Stored data
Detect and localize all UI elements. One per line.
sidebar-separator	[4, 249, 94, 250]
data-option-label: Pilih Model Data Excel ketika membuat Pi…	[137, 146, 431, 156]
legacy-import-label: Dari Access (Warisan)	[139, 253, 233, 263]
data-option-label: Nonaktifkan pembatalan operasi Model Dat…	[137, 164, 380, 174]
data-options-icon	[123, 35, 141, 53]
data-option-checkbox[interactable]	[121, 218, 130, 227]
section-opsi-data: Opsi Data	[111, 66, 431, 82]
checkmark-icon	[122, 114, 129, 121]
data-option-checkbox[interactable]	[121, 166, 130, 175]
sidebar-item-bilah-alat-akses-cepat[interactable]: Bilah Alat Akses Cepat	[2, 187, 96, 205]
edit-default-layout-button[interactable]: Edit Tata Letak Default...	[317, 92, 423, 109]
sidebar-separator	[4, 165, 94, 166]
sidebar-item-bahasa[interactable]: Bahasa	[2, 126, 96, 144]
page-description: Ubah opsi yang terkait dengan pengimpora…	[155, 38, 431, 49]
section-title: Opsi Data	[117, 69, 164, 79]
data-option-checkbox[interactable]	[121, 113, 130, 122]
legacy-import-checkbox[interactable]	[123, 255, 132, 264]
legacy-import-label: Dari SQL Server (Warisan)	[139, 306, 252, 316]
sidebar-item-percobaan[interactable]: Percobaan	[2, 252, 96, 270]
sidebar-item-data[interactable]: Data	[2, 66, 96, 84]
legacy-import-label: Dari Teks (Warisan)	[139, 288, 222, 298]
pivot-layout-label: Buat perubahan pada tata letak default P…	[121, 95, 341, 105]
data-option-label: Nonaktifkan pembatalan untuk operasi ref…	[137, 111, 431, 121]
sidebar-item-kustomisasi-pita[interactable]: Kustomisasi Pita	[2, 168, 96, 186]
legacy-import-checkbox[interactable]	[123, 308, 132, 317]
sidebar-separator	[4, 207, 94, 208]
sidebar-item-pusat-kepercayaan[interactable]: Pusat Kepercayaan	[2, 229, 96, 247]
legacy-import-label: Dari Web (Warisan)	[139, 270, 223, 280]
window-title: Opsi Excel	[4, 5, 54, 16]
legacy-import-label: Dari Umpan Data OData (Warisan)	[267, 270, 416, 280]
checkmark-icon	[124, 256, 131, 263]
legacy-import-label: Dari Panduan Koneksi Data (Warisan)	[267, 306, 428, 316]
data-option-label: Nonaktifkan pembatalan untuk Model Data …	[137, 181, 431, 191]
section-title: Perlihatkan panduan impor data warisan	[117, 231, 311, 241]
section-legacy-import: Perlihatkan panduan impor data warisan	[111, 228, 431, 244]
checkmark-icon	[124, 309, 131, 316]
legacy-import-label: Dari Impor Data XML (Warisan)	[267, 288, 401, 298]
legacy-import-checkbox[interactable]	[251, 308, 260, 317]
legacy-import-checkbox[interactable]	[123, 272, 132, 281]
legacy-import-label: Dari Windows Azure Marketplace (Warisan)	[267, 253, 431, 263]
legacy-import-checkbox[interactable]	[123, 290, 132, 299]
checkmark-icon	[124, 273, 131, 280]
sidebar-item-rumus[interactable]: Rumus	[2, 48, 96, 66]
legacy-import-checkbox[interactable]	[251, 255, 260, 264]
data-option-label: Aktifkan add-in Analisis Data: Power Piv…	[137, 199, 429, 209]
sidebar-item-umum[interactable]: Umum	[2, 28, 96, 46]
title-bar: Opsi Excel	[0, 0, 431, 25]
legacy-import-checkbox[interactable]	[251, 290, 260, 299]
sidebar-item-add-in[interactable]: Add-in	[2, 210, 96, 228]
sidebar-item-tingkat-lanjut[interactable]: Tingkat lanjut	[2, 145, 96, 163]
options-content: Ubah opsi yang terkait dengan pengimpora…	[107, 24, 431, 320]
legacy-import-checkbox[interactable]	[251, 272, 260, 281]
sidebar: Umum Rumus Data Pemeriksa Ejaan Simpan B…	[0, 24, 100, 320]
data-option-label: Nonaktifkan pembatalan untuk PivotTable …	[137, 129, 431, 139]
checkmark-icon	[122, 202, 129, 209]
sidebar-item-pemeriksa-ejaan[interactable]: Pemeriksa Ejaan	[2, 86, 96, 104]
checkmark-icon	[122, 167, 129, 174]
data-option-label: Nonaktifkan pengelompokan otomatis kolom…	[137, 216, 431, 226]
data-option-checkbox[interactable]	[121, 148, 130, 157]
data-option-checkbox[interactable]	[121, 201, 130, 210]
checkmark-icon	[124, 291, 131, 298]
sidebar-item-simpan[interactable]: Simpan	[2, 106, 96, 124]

The problem: Output every line of the entries above, unchanged.

Written answer:
Detect and localize all UI elements. One per line.
sidebar-separator	[4, 249, 94, 250]
data-option-label: Pilih Model Data Excel ketika membuat Pi…	[137, 146, 431, 156]
legacy-import-label: Dari Access (Warisan)	[139, 253, 233, 263]
data-option-label: Nonaktifkan pembatalan operasi Model Dat…	[137, 164, 380, 174]
data-options-icon	[123, 35, 141, 53]
data-option-checkbox[interactable]	[121, 218, 130, 227]
section-opsi-data: Opsi Data	[111, 66, 431, 82]
checkmark-icon	[122, 114, 129, 121]
data-option-checkbox[interactable]	[121, 166, 130, 175]
sidebar-item-bilah-alat-akses-cepat[interactable]: Bilah Alat Akses Cepat	[2, 187, 96, 205]
edit-default-layout-button[interactable]: Edit Tata Letak Default...	[317, 92, 423, 109]
sidebar-separator	[4, 165, 94, 166]
sidebar-item-bahasa[interactable]: Bahasa	[2, 126, 96, 144]
page-description: Ubah opsi yang terkait dengan pengimpora…	[155, 38, 431, 49]
section-title: Opsi Data	[117, 69, 164, 79]
data-option-checkbox[interactable]	[121, 113, 130, 122]
legacy-import-checkbox[interactable]	[123, 255, 132, 264]
legacy-import-label: Dari SQL Server (Warisan)	[139, 306, 252, 316]
sidebar-item-percobaan[interactable]: Percobaan	[2, 252, 96, 270]
sidebar-item-data[interactable]: Data	[2, 66, 96, 84]
legacy-import-label: Dari Teks (Warisan)	[139, 288, 222, 298]
pivot-layout-label: Buat perubahan pada tata letak default P…	[121, 95, 341, 105]
data-option-label: Nonaktifkan pembatalan untuk operasi ref…	[137, 111, 431, 121]
sidebar-item-kustomisasi-pita[interactable]: Kustomisasi Pita	[2, 168, 96, 186]
legacy-import-checkbox[interactable]	[123, 308, 132, 317]
sidebar-separator	[4, 207, 94, 208]
sidebar-item-pusat-kepercayaan[interactable]: Pusat Kepercayaan	[2, 229, 96, 247]
legacy-import-label: Dari Web (Warisan)	[139, 270, 223, 280]
window-title: Opsi Excel	[4, 5, 54, 16]
legacy-import-label: Dari Umpan Data OData (Warisan)	[267, 270, 416, 280]
checkmark-icon	[124, 256, 131, 263]
legacy-import-label: Dari Panduan Koneksi Data (Warisan)	[267, 306, 428, 316]
data-option-label: Nonaktifkan pembatalan untuk Model Data …	[137, 181, 431, 191]
section-title: Perlihatkan panduan impor data warisan	[117, 231, 311, 241]
section-legacy-import: Perlihatkan panduan impor data warisan	[111, 228, 431, 244]
checkmark-icon	[124, 309, 131, 316]
legacy-import-label: Dari Impor Data XML (Warisan)	[267, 288, 401, 298]
legacy-import-checkbox[interactable]	[251, 308, 260, 317]
legacy-import-checkbox[interactable]	[123, 272, 132, 281]
legacy-import-label: Dari Windows Azure Marketplace (Warisan)	[267, 253, 431, 263]
legacy-import-checkbox[interactable]	[123, 290, 132, 299]
checkmark-icon	[124, 273, 131, 280]
sidebar-item-rumus[interactable]: Rumus	[2, 48, 96, 66]
legacy-import-checkbox[interactable]	[251, 255, 260, 264]
data-option-label: Aktifkan add-in Analisis Data: Power Piv…	[137, 199, 429, 209]
sidebar-item-umum[interactable]: Umum	[2, 28, 96, 46]
title-bar: Opsi Excel	[0, 0, 431, 25]
legacy-import-checkbox[interactable]	[251, 290, 260, 299]
sidebar-item-add-in[interactable]: Add-in	[2, 210, 96, 228]
sidebar-item-tingkat-lanjut[interactable]: Tingkat lanjut	[2, 145, 96, 163]
options-content: Ubah opsi yang terkait dengan pengimpora…	[107, 24, 431, 320]
legacy-import-checkbox[interactable]	[251, 272, 260, 281]
sidebar: Umum Rumus Data Pemeriksa Ejaan Simpan B…	[0, 24, 100, 320]
data-option-label: Nonaktifkan pembatalan untuk PivotTable …	[137, 129, 431, 139]
checkmark-icon	[122, 202, 129, 209]
sidebar-item-pemeriksa-ejaan[interactable]: Pemeriksa Ejaan	[2, 86, 96, 104]
checkmark-icon	[122, 167, 129, 174]
data-option-label: Nonaktifkan pengelompokan otomatis kolom…	[137, 216, 431, 226]
data-option-checkbox[interactable]	[121, 148, 130, 157]
data-option-checkbox[interactable]	[121, 201, 130, 210]
checkmark-icon	[124, 291, 131, 298]
sidebar-item-simpan[interactable]: Simpan	[2, 106, 96, 124]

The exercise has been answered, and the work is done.